━━━ Task inputs ━━━

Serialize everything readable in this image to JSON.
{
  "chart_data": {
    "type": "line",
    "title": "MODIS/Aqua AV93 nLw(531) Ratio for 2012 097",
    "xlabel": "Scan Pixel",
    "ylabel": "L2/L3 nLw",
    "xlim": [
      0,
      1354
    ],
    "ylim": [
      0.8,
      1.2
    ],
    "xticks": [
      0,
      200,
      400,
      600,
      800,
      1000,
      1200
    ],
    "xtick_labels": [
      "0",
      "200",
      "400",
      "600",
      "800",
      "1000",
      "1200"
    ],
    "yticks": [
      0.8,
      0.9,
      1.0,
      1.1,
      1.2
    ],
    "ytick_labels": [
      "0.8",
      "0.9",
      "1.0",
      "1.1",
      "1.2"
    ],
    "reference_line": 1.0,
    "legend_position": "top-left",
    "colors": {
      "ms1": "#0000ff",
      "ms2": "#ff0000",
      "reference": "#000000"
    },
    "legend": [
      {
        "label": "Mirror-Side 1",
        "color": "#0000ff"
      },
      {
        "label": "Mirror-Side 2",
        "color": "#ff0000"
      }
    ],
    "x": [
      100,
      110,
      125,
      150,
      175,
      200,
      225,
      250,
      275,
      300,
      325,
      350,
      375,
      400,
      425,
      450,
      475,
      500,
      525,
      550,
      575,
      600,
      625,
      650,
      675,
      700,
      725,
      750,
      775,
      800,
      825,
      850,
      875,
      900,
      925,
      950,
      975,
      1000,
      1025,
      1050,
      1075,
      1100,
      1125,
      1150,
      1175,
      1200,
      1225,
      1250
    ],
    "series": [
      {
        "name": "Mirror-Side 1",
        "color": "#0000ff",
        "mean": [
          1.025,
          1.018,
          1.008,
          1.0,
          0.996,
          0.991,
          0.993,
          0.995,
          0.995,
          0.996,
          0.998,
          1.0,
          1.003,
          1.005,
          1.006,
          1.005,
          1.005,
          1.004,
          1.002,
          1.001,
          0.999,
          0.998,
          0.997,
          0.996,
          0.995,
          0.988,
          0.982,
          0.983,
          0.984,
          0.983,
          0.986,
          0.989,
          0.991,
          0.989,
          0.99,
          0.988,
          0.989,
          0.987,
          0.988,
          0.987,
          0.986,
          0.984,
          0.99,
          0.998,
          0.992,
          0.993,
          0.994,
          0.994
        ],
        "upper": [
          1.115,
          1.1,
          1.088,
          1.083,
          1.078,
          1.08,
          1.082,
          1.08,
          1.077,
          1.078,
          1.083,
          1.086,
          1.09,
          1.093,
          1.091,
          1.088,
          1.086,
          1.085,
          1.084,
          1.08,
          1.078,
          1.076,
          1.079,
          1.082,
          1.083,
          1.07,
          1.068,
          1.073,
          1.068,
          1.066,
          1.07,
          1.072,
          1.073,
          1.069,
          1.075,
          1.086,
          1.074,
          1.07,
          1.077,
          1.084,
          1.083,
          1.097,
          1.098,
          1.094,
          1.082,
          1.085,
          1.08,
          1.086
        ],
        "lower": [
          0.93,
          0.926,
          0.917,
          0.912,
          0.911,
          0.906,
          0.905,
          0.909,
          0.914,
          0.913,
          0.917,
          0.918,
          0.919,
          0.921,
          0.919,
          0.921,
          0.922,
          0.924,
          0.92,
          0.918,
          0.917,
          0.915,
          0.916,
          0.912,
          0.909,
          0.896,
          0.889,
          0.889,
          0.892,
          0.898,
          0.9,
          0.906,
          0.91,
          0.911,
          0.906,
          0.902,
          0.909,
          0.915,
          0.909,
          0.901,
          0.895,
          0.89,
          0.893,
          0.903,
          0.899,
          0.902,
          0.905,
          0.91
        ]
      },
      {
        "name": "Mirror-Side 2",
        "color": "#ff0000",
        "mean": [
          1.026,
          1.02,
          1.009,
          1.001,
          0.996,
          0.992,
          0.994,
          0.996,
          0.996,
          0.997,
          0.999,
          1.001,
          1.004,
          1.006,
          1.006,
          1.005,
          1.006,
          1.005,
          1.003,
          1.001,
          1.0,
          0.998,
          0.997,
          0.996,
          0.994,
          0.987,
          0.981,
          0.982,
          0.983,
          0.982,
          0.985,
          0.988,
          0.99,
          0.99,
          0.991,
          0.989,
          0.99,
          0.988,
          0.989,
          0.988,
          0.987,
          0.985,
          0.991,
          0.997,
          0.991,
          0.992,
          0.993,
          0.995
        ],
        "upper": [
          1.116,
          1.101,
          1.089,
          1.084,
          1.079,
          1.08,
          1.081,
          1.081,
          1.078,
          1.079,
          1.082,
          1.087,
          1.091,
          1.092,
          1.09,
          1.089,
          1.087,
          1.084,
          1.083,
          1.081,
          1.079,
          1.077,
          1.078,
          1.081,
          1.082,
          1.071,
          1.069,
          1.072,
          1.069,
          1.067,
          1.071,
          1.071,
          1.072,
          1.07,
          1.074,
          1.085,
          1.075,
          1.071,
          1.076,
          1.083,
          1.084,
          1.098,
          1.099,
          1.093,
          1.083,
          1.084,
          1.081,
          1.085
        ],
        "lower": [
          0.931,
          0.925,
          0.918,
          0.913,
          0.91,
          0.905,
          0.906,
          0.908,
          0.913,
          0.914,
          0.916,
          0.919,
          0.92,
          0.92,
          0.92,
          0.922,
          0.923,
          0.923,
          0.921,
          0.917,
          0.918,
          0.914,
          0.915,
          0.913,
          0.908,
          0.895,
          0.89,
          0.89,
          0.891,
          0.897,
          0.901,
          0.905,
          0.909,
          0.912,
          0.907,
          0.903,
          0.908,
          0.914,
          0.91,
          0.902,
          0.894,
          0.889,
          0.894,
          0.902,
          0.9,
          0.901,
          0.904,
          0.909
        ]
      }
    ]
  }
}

━━━

What is required = Look through the data above. Each line containing the word "Mirror" needs to be copied.

Task result =
        "label": "Mirror-Side 1",
        "label": "Mirror-Side 2",
        "name": "Mirror-Side 1",
        "name": "Mirror-Side 2",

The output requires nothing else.